[Dataset excerpts]
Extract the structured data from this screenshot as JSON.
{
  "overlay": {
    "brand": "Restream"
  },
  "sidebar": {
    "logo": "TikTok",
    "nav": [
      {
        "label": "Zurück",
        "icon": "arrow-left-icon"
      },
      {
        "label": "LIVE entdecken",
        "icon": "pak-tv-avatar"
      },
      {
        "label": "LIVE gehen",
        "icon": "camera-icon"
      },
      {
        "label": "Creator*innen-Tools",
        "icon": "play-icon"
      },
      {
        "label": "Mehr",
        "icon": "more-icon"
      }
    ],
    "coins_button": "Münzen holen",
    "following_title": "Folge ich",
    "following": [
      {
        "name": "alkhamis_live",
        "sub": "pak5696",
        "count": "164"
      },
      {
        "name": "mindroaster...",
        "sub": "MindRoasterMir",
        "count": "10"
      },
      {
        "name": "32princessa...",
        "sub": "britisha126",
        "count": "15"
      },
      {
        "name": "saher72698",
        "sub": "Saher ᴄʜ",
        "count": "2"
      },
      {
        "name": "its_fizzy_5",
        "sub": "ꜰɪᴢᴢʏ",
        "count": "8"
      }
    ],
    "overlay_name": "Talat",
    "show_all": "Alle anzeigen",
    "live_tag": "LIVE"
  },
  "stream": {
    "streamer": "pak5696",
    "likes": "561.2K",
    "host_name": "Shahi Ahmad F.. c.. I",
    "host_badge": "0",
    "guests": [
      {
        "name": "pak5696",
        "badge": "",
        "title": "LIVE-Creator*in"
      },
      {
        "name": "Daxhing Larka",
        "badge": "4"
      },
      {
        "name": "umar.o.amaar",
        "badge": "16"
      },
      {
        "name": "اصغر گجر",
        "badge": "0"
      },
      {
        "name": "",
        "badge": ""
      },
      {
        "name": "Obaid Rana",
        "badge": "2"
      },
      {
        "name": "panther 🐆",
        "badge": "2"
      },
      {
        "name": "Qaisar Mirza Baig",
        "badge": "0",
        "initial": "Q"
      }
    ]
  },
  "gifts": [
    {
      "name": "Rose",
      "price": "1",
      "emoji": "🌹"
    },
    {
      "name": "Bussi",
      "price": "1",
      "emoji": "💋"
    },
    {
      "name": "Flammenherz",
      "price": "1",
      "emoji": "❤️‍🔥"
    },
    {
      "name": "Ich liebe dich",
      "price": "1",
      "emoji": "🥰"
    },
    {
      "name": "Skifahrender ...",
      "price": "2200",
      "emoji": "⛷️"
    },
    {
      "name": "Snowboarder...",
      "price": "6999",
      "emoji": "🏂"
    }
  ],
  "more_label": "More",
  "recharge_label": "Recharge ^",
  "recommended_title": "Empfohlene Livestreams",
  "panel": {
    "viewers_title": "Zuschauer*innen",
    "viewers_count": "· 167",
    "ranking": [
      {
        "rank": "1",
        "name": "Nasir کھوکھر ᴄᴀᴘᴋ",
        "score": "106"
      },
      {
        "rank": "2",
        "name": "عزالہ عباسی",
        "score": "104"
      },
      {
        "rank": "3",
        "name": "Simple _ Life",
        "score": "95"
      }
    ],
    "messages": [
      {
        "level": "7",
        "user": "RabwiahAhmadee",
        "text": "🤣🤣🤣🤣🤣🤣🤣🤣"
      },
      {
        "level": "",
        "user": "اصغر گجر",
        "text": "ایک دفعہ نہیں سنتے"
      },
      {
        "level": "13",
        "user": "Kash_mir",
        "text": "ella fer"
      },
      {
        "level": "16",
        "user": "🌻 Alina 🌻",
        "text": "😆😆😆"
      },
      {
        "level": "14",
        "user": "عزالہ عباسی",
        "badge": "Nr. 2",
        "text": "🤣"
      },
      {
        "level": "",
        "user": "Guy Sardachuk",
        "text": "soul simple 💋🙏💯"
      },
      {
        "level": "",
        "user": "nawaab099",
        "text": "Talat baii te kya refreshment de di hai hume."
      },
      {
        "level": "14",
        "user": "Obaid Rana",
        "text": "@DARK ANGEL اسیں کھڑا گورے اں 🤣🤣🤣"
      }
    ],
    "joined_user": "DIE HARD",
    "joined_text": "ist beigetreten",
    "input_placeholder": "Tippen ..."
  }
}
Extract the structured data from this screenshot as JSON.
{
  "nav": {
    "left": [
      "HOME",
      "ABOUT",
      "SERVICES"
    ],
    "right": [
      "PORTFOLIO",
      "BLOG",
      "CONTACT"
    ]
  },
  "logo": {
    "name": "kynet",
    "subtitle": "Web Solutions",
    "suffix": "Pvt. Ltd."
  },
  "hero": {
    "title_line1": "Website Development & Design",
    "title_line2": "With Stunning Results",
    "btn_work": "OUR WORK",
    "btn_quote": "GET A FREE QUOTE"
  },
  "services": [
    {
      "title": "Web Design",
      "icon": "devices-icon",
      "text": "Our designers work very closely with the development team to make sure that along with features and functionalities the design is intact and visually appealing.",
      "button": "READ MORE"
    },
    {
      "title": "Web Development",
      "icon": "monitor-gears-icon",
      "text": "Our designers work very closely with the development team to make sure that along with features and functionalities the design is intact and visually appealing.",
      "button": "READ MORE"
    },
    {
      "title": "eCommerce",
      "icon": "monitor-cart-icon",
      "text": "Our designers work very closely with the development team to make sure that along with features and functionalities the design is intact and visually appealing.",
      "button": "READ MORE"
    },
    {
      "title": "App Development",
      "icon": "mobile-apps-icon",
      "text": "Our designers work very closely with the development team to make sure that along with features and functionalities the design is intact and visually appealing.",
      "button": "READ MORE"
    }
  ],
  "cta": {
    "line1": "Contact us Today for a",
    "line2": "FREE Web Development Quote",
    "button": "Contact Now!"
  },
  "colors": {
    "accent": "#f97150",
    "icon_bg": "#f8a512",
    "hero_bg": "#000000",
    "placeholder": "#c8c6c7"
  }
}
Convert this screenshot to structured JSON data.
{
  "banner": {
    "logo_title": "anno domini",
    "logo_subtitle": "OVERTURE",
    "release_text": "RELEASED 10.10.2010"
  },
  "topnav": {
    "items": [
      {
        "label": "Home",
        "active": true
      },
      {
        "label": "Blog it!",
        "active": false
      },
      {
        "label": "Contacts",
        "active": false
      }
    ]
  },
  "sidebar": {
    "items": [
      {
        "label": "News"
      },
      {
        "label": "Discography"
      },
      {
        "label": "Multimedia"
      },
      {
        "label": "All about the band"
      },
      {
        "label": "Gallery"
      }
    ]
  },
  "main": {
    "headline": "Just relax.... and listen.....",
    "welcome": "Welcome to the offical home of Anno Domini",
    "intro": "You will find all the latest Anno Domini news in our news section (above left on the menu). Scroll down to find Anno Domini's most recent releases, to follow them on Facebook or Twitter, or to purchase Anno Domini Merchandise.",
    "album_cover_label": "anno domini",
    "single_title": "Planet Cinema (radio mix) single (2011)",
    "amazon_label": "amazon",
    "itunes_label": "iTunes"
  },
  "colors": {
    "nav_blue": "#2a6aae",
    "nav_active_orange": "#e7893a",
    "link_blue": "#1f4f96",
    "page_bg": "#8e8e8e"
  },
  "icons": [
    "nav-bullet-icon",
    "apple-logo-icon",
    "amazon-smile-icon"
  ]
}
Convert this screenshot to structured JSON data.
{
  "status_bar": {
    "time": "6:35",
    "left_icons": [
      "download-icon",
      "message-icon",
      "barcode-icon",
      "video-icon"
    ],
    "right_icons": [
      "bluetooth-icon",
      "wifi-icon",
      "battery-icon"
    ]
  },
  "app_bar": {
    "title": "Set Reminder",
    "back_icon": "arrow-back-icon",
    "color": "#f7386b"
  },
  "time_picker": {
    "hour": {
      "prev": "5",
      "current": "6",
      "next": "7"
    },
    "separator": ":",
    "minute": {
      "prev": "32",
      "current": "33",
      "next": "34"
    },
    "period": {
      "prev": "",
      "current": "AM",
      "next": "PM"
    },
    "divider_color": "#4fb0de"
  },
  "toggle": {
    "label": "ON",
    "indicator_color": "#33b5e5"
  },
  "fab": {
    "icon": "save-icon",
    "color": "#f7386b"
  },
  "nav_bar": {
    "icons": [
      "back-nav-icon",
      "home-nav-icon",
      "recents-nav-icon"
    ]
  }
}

- GIVEN TASK -
Tell how many lines of the data include the word "back", and nothing else.

- THE SOLUTION -
2